Extrait du texte:
Passion des tranchées

L'homme est horloger à Spring, au Texas. Sa passion : les montres de tranchées, celles utilisées durant la Première Guerre mondiale. Autant dire que le créneau est étroit : entre 1914 et 1918, la montre de poignet est balbutiante, et ses capacités techniques sont loin d'être au point, que ce soit en termes de résistance ou de précision. Mais il se trouve que les constructeurs des rares montres de cette époque sont en large partie américains. On les nomme Waltham, Elgin Hampden, Illinois & Hamilton. Stan Czubernat en a restauré plus de 2 000. Comment aurait-il pu passer à côté de la mention “Waterproof” qui en orne certains boîtiers ? C'est le point de départ d'une immense quête qui s'étire sur 15 ans. Car l'homme, bien loin d'un simple commentateur, a voulu dater et surtout documenter l'invention de la montre étanche, qu'il pressent comme étant bien antérieure à 1926. Et l'histoire lui a donné raison, avec un nom : Charles Depollier.

Données:
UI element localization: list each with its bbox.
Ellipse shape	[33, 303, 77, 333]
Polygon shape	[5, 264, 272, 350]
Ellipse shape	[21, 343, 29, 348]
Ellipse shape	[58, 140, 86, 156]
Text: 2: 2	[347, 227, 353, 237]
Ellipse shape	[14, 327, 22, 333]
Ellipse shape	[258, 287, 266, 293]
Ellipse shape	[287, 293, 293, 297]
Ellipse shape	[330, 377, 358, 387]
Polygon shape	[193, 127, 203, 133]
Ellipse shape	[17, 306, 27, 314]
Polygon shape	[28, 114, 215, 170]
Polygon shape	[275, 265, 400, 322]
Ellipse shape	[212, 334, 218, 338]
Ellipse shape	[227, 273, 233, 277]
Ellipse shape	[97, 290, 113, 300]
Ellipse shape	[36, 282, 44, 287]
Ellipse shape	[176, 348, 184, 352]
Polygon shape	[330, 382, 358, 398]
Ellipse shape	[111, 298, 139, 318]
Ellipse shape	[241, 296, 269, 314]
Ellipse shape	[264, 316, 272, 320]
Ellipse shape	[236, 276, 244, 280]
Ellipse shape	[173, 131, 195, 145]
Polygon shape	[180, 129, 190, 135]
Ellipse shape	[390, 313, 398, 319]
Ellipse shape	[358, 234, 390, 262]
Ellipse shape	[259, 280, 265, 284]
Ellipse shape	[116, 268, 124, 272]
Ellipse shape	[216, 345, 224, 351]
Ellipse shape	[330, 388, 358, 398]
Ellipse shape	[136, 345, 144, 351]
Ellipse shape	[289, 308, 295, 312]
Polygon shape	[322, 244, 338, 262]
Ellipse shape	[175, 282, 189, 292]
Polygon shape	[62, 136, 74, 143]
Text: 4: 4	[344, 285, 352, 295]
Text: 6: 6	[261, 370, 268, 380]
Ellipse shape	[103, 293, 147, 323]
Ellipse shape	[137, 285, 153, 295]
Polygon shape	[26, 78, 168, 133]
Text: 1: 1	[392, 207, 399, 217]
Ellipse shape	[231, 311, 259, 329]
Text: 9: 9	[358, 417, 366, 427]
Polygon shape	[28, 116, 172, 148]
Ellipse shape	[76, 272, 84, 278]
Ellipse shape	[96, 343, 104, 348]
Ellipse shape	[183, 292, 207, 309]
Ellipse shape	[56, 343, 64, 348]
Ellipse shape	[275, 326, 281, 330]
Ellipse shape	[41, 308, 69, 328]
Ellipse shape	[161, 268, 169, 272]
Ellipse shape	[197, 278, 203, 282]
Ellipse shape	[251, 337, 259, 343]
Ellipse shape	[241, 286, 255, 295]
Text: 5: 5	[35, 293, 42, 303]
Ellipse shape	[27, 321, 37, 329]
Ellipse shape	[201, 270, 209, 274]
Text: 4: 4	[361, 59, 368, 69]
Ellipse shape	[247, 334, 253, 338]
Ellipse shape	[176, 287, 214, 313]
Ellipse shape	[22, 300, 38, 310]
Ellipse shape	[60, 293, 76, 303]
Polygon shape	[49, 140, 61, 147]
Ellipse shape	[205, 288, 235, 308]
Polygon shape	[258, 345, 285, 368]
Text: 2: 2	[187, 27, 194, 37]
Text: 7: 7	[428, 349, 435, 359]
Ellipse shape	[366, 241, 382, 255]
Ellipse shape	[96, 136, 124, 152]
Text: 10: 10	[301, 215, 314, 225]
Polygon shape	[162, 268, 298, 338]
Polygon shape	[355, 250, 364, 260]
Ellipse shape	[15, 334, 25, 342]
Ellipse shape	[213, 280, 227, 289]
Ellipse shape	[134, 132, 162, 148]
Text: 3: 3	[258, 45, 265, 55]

Consignes:
[a] Indiquez, s'il vous plaît, si chacune des affirmations suivantes s'accorde avec l'extrait sur les montres de tranchées, en répondant par oui ou non et en citant à l'identique les mots qui tranchent : (i) Stan Czubernat a restauré plus de 2 000 montres de tranchées ; (ii) entre 1914 et 1918, la montre de poignet était déjà techniquement au point ; (iii) la quête de Stan Czubernat s'étend sur 15 ans.
[b] Poursuivez l'extrait sur les montres de tranchées à partir de sa dernière phrase.
Le listing n'a aucun rôle à jouer ici.

Réponses:
[a]
(i) Oui : « Stan Czubernat en a restauré plus de 2 000. »
(ii) Non : « ses capacités techniques sont loin d'être au point »
(iii) Oui : « une immense quête qui s'étire sur 15 ans »

[b]
Sept ans d'avance

La première piste qui s'ouvre à l'horloger est celle d'une publicité du 13 octobre 1919. On y voit un pilote, Roland Rohlfs, évoquer un record du monde d'altitude atteint avec son avion, à 34'610 ft, et portant à son poignet une Waltham Depollier “Field & Marine” Waterproof Watch.

Mais l'histoire ne s'arrête pas là : un autre officier, R.W. Shroeder, bat à son tour le record (36'130 ft) l'année suivante… avec la même montre au poignet ! Aucune coïncidence possible. Son récit sera à nouveau l'objet d'une publicité, parue en avril 1920 dans le magazine The Keystone, dont Stan Czubernat retrouve une copie. D'où viennent ces pièces ? Il continue de tirer le fil de l'histoire, et retrouve la trace d'une commande de 1918 de l'armée américaine, portant sur 10 000 boîtes étanches auprès de l'entreprise Dubois Watch Case, sise à Brooklyn, New York, et fondée en 1877. L'achat est parfaitement documenté et porte le numéro de contrat 160615. Mais commander des boîtes étanches. .. ne prouve pas qu'elles l'étaient. Stan Czubernat s'enquiert donc d'éventuels tests d'étanchéité qui viendraient corroborer l'affirmation de réelles montres “waterproof”. Bingo : l'homme met la main sur deux rapports de tests concluants datés d'un peu plus tard (juin 1919). L'un est signé du major-général George Squier (chef des transmissions de l'armée américaine) au secrétaire américain à la guerre, Newton Baker, rendant compte directement au président Woodrow Wilson. Le ministère de la Guerre n'est autre que l'actuel ministère de la Défense. Le second, signé Benedict Crowell, confirme spécifiquement l'existence d'un système de verrou d'étanchéité développé par Depollier et la U.S.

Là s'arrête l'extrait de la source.